§ Work to be completed
Copy all lines below exactly as written. Leave pictures out.

§ Recorded data
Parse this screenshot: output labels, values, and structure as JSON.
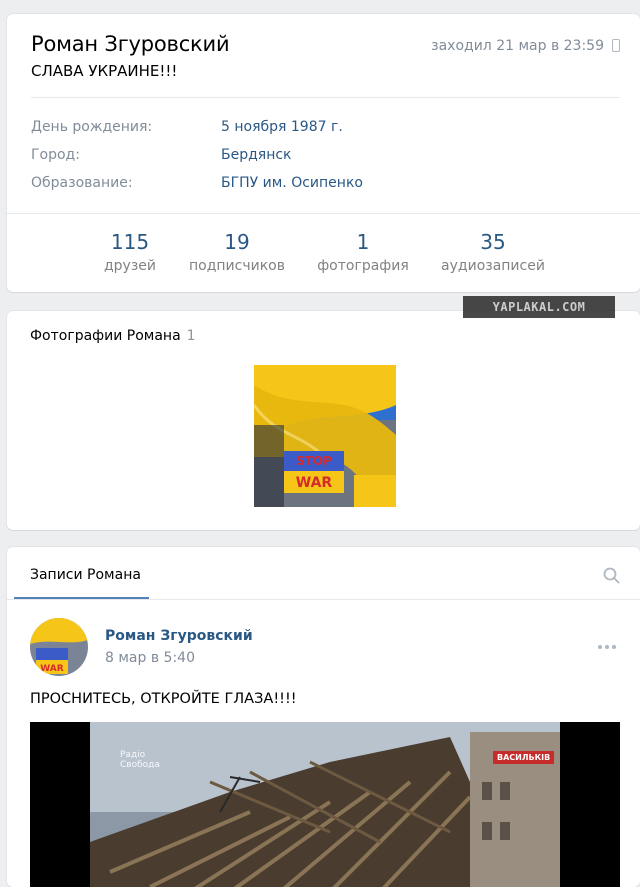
{
  "profile": {
    "name": "Роман Згуровский",
    "last_seen": "заходил 21 мар в 23:59",
    "status": "СЛАВА УКРАИНЕ!!!",
    "info": [
      {
        "label": "День рождения:",
        "value": "5 ноября 1987 г."
      },
      {
        "label": "Город:",
        "value": "Бердянск"
      },
      {
        "label": "Образование:",
        "value": "БГПУ им. Осипенко"
      }
    ],
    "counters": [
      {
        "num": "115",
        "label": "друзей"
      },
      {
        "num": "19",
        "label": "подписчиков"
      },
      {
        "num": "1",
        "label": "фотография"
      },
      {
        "num": "35",
        "label": "аудиозаписей"
      }
    ]
  },
  "photos": {
    "title": "Фотографии Романа",
    "count": "1",
    "thumb_sign_top": "STOP",
    "thumb_sign_bottom": "WAR"
  },
  "wall": {
    "tab_label": "Записи Романа",
    "post": {
      "author": "Роман Згуровский",
      "date": "8 мар в 5:40",
      "text": "ПРОСНИТЕСЬ, ОТКРОЙТЕ ГЛАЗА!!!!",
      "avatar_sign": "WAR",
      "video_logo_line1": "Радіо",
      "video_logo_line2": "Свобода",
      "video_tag": "ВАСИЛЬКІВ"
    }
  },
  "watermark": "YAPLAKAL.COM",
  "colors": {
    "background": "#edeef0",
    "link": "#2a5885",
    "muted": "#818c99",
    "accent": "#5181b8",
    "flag_blue": "#2f6fd0",
    "flag_yellow": "#f5c518"
  }
}
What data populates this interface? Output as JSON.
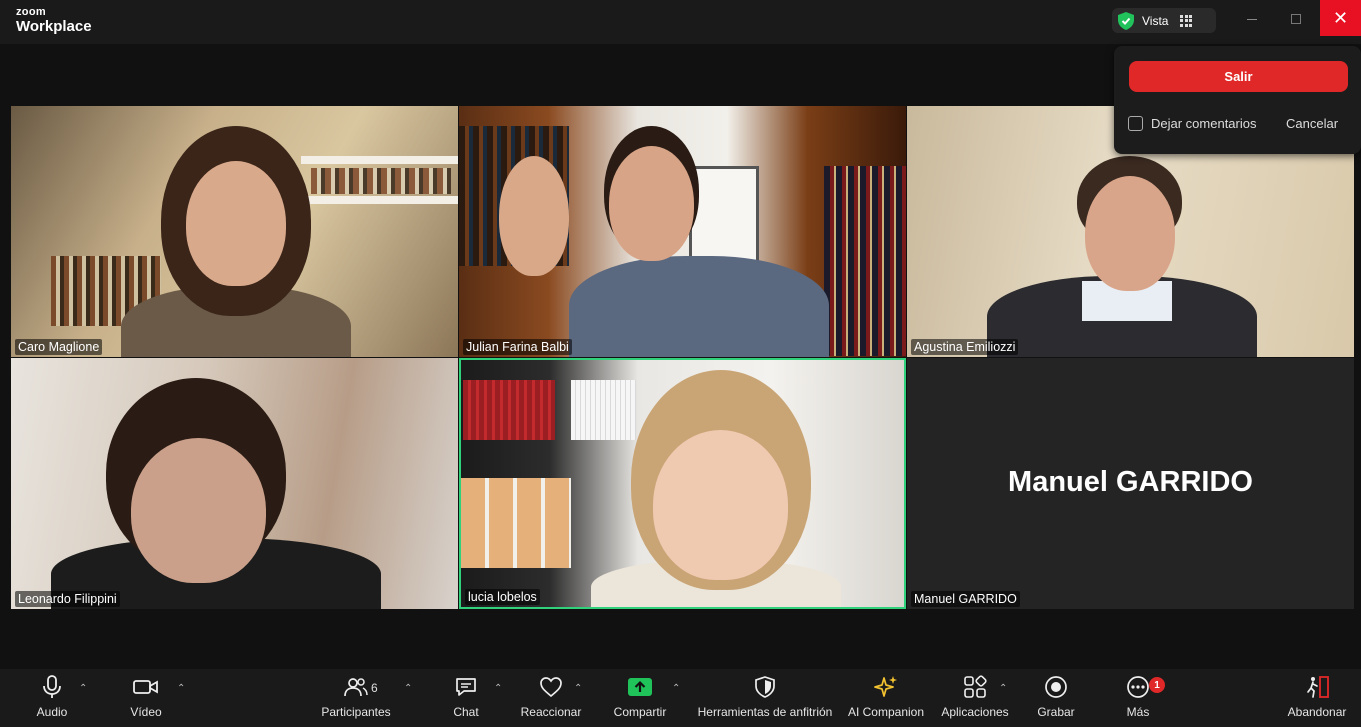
{
  "app": {
    "brand_top": "zoom",
    "brand_bottom": "Workplace"
  },
  "titlebar": {
    "view_label": "Vista",
    "security_icon": "shield-check-icon",
    "grid_icon": "grid-icon"
  },
  "leave_panel": {
    "leave_label": "Salir",
    "feedback_label": "Dejar comentarios",
    "cancel_label": "Cancelar"
  },
  "participants": [
    {
      "name": "Caro Maglione"
    },
    {
      "name": "Julian Farina Balbi"
    },
    {
      "name": "Agustina Emiliozzi"
    },
    {
      "name": "Leonardo Filippini"
    },
    {
      "name": "lucia lobelos"
    },
    {
      "name": "Manuel GARRIDO",
      "display": "Manuel GARRIDO"
    }
  ],
  "toolbar": {
    "audio": "Audio",
    "video": "Vídeo",
    "participants": "Participantes",
    "participants_count": "6",
    "chat": "Chat",
    "react": "Reaccionar",
    "share": "Compartir",
    "host_tools": "Herramientas de anfitrión",
    "ai_companion": "AI Companion",
    "apps": "Aplicaciones",
    "record": "Grabar",
    "more": "Más",
    "more_badge": "1",
    "leave": "Abandonar"
  },
  "colors": {
    "accent_green": "#2fd27a",
    "leave_red": "#e02828",
    "share_green": "#1fc35a",
    "ai_star": "#f2c230"
  }
}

§ Response below
Parse this screenshot: output labels, values, and structure as JSON.
{
  "profile": {
    "name": "Роман Згуровский",
    "last_seen": "заходил 21 мар в 23:59",
    "status": "СЛАВА УКРАИНЕ!!!",
    "info": [
      {
        "label": "День рождения:",
        "value": "5 ноября 1987 г."
      },
      {
        "label": "Город:",
        "value": "Бердянск"
      },
      {
        "label": "Образование:",
        "value": "БГПУ им. Осипенко"
      }
    ],
    "counters": [
      {
        "num": "115",
        "label": "друзей"
      },
      {
        "num": "19",
        "label": "подписчиков"
      },
      {
        "num": "1",
        "label": "фотография"
      },
      {
        "num": "35",
        "label": "аудиозаписей"
      }
    ]
  },
  "photos": {
    "title": "Фотографии Романа",
    "count": "1",
    "thumb_sign_top": "STOP",
    "thumb_sign_bottom": "WAR"
  },
  "wall": {
    "tab_label": "Записи Романа",
    "post": {
      "author": "Роман Згуровский",
      "date": "8 мар в 5:40",
      "text": "ПРОСНИТЕСЬ, ОТКРОЙТЕ ГЛАЗА!!!!",
      "avatar_sign": "WAR",
      "video_logo_line1": "Радіо",
      "video_logo_line2": "Свобода",
      "video_tag": "ВАСИЛЬКІВ"
    }
  },
  "watermark": "YAPLAKAL.COM",
  "colors": {
    "background": "#edeef0",
    "link": "#2a5885",
    "muted": "#818c99",
    "accent": "#5181b8",
    "flag_blue": "#2f6fd0",
    "flag_yellow": "#f5c518"
  }
}
What data populates this interface? Output as JSON.
{
  "app": {
    "brand_top": "zoom",
    "brand_bottom": "Workplace"
  },
  "titlebar": {
    "view_label": "Vista",
    "security_icon": "shield-check-icon",
    "grid_icon": "grid-icon"
  },
  "leave_panel": {
    "leave_label": "Salir",
    "feedback_label": "Dejar comentarios",
    "cancel_label": "Cancelar"
  },
  "participants": [
    {
      "name": "Caro Maglione"
    },
    {
      "name": "Julian Farina Balbi"
    },
    {
      "name": "Agustina Emiliozzi"
    },
    {
      "name": "Leonardo Filippini"
    },
    {
      "name": "lucia lobelos"
    },
    {
      "name": "Manuel GARRIDO",
      "display": "Manuel GARRIDO"
    }
  ],
  "toolbar": {
    "audio": "Audio",
    "video": "Vídeo",
    "participants": "Participantes",
    "participants_count": "6",
    "chat": "Chat",
    "react": "Reaccionar",
    "share": "Compartir",
    "host_tools": "Herramientas de anfitrión",
    "ai_companion": "AI Companion",
    "apps": "Aplicaciones",
    "record": "Grabar",
    "more": "Más",
    "more_badge": "1",
    "leave": "Abandonar"
  },
  "colors": {
    "accent_green": "#2fd27a",
    "leave_red": "#e02828",
    "share_green": "#1fc35a",
    "ai_star": "#f2c230"
  }
}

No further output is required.